═══ Document excerpt ═══

Experience the treasures
Banner
History

LOCATION: Sackets Harbor is nestled on the shores of Lake Ontario and the beautiful Black River Bay.

Sackets Harbor Visitors' Center

FOUNDER 'AUGUSTUS SACKET': The community was named after Augustus Sacket, a New York City lawyer who settled the area. Sacket founded the village in 1801, and built the "Sacket Mansion" a year later. Today, it is known as the Sackets Harbor Visitors' Center.

Sacket recognized the commercial advantages of the deep, natural harbor of the Black River Bay, along with the plentiful timber resources. Timber, when burned to produce potash (a component of gunpowder) sold for as much as $320 per ton on the Canadian market. The village’s proximity to Canada, only 30 miles across Lake Ontario, meant profitable trade with Canada and Great Britain. The Village became a major shipping and shipbuilding center.

War of 1812

The War Years (1812 - 1814)

═══ Supplied information ═══

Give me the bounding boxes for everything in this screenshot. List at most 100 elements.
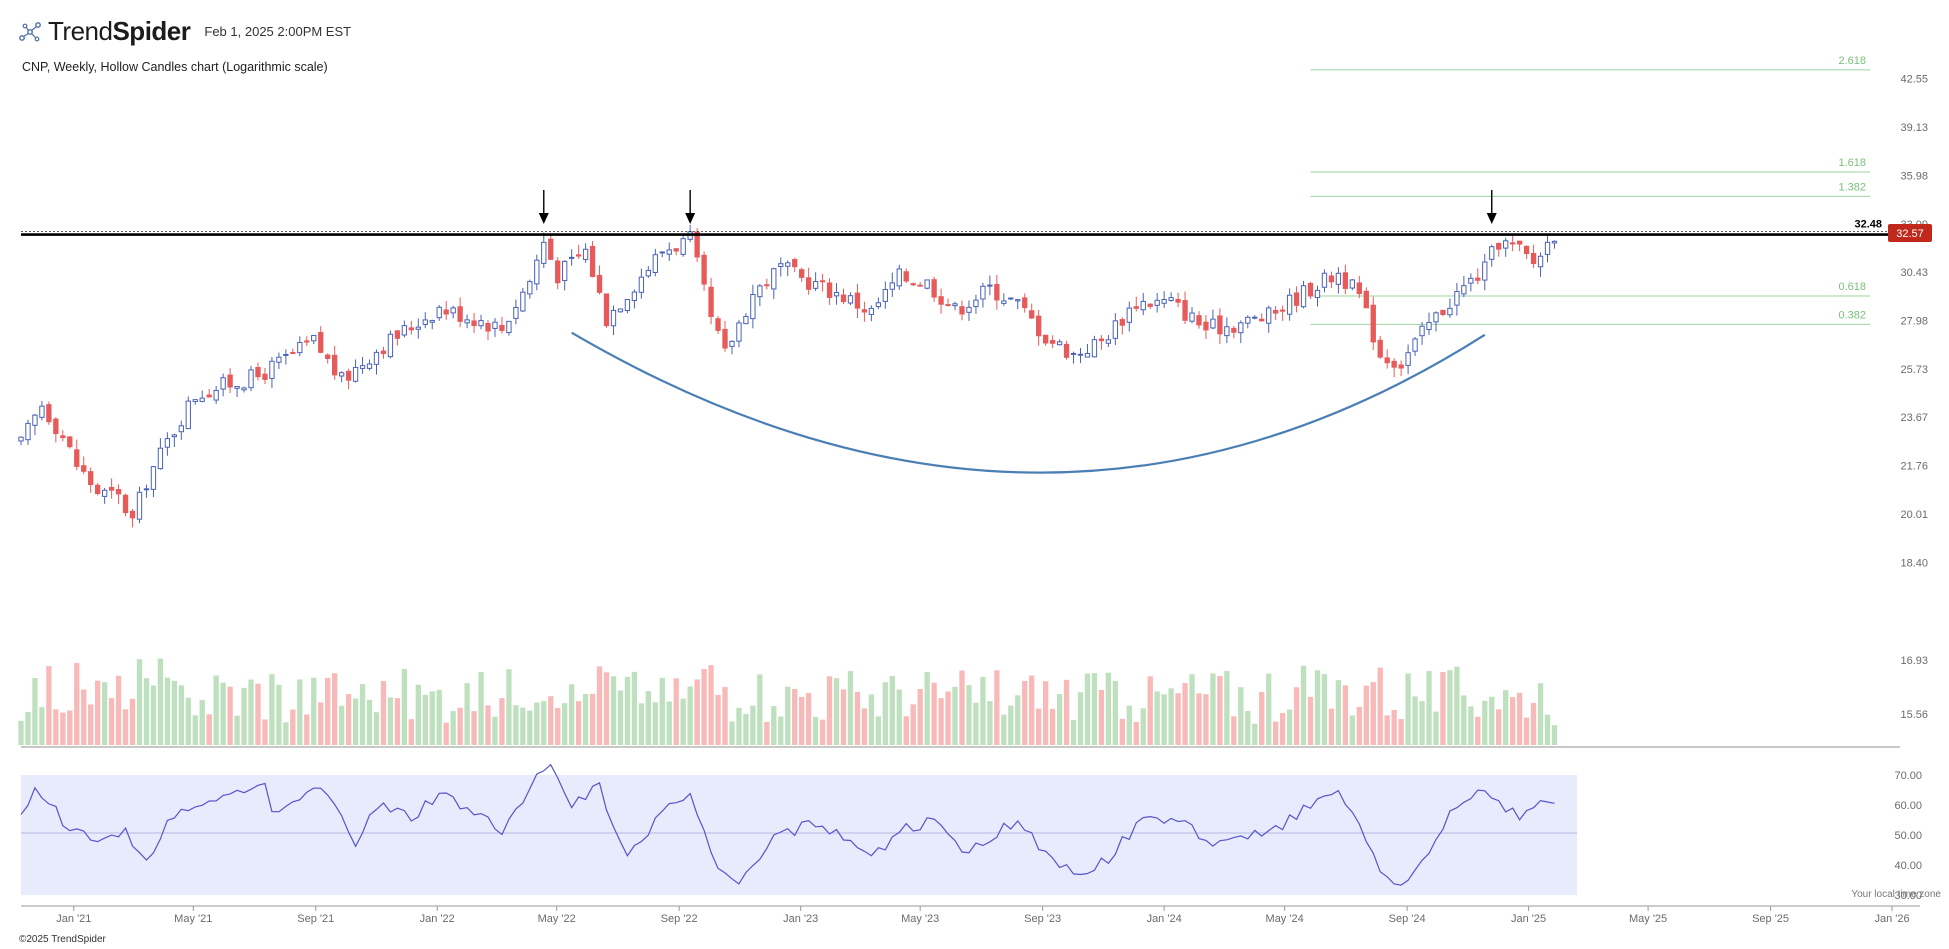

═══

* The tasks
**a.** Extract everything in the Sackets Harbor history page from "Experience the treasures" down to "and shipbuilding center.".
**b.** Write the next part of the Sackets Harbor history page, picking up after its final line.
The listing has nothing to do with the Sackets Harbor history page.

* Results
**a.**
Experience the treasures
Banner
History

LOCATION: Sackets Harbor is nestled on the shores of Lake Ontario and the beautiful Black River Bay.

Sackets Harbor Visitors' Center

FOUNDER 'AUGUSTUS SACKET': The community was named after Augustus Sacket, a New York City lawyer who settled the area. Sacket founded the village in 1801, and built the "Sacket Mansion" a year later. Today, it is known as the Sackets Harbor Visitors' Center.

Sacket recognized the commercial advantages of the deep, natural harbor of the Black River Bay, along with the plentiful timber resources. Timber, when burned to produce potash (a component of gunpowder) sold for as much as $320 per ton on the Canadian market. The village’s proximity to Canada, only 30 miles across Lake Ontario, meant profitable trade with Canada and Great Britain. The Village became a major shipping and shipbuilding center.

**b.**
Following the outbreak of war between the United States and Great Britain in June 1812, Sackets Harbor became the center of American naval and military activity for the upper St. Lawrence Valley and Lake Ontario. The brig Oneida, with a company of marines, was already at the harbor to suppress smuggling between northern New York and Canada. Local woodlands provided ample timber, and a large fleet was constructed at the harbor's extensive shipyard. Barracks were also built for the thousands of soldiers, sailors, and mechanics who soon arrived to provide the manpower for the invasion and conquest of Canada.

In an attempt to destroy the American shipyard, a British-Canadian force launched an attack on May 29, 1813. At that time the majority of the American forces were across Lake Ontario attacking Fort George. The remaining Americans drove off the enemy, but their narrow victory was marred by a fire that destroyed their military stores. During the remainder of the war, Sackets Harbor was an active station where naval ships were constructed and supplied. In December 1814, the Treaty of Ghent officially ended the War of 1812, and the Lake Ontario fleet was placed in storage at Shiphouse Point.

The Post-War Period

After the war, the massive earthen fortifications protecting the harbor were graded off and the battlefield reverted to farmland. Several blockhouses were converted to barns and another became an office for the commandant of the Navy Yard.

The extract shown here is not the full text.